(Dataset entries)
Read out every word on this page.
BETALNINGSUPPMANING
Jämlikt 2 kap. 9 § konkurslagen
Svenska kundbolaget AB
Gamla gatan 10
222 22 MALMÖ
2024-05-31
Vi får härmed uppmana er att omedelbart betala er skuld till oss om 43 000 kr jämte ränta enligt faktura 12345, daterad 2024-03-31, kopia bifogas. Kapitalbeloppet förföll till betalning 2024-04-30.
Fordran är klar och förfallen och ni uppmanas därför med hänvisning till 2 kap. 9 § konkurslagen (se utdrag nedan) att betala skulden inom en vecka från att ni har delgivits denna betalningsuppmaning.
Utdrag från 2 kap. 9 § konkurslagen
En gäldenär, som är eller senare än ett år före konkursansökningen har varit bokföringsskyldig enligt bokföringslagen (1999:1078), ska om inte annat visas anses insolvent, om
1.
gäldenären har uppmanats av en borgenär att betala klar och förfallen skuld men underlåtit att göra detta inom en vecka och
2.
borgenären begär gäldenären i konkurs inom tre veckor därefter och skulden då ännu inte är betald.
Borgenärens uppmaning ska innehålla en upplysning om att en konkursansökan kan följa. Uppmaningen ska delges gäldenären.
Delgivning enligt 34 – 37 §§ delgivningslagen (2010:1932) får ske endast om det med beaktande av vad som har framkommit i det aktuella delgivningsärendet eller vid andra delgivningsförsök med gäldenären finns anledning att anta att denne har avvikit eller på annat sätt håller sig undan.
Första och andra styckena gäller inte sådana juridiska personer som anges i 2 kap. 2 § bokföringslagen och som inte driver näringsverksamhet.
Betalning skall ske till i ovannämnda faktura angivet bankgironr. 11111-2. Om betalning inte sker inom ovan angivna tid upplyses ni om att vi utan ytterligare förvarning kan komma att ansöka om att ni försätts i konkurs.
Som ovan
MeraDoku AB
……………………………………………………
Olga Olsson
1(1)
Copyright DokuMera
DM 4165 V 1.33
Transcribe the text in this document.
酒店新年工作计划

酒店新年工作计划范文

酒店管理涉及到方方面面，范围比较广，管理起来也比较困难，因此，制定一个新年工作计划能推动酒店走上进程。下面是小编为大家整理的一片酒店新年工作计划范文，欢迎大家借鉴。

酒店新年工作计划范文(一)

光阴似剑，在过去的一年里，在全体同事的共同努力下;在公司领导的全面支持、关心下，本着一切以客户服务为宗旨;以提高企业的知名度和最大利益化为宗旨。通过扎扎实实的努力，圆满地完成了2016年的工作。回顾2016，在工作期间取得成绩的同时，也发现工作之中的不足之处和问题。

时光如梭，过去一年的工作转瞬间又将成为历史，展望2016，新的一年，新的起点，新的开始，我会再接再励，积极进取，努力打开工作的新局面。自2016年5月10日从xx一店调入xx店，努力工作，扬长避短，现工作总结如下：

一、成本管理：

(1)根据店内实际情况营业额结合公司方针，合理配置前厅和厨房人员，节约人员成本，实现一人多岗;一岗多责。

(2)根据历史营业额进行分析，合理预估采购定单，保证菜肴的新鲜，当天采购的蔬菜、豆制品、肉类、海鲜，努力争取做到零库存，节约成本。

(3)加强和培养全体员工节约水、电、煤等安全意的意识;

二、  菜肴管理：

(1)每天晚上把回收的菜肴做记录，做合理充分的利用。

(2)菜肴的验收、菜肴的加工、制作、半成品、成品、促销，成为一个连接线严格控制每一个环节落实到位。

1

Stated exercise
From the listing, copy each line containing the word "gäldenären".

Solution to this task
gäldenären har uppmanats av en borgenär att betala klar och förfallen skuld men underlåtit att göra detta inom en vecka och
borgenären begär gäldenären i konkurs inom tre veckor därefter och skulden då ännu inte är betald.
Borgenärens uppmaning ska innehålla en upplysning om att en konkursansökan kan följa. Uppmaningen ska delges gäldenären.
Delgivning enligt 34 – 37 §§ delgivningslagen (2010:1932) får ske endast om det med beaktande av vad som har framkommit i det aktuella delgivningsärendet eller vid andra delgivningsförsök med gäldenären finns anledning att anta att denne har avvikit eller på annat sätt håller sig undan.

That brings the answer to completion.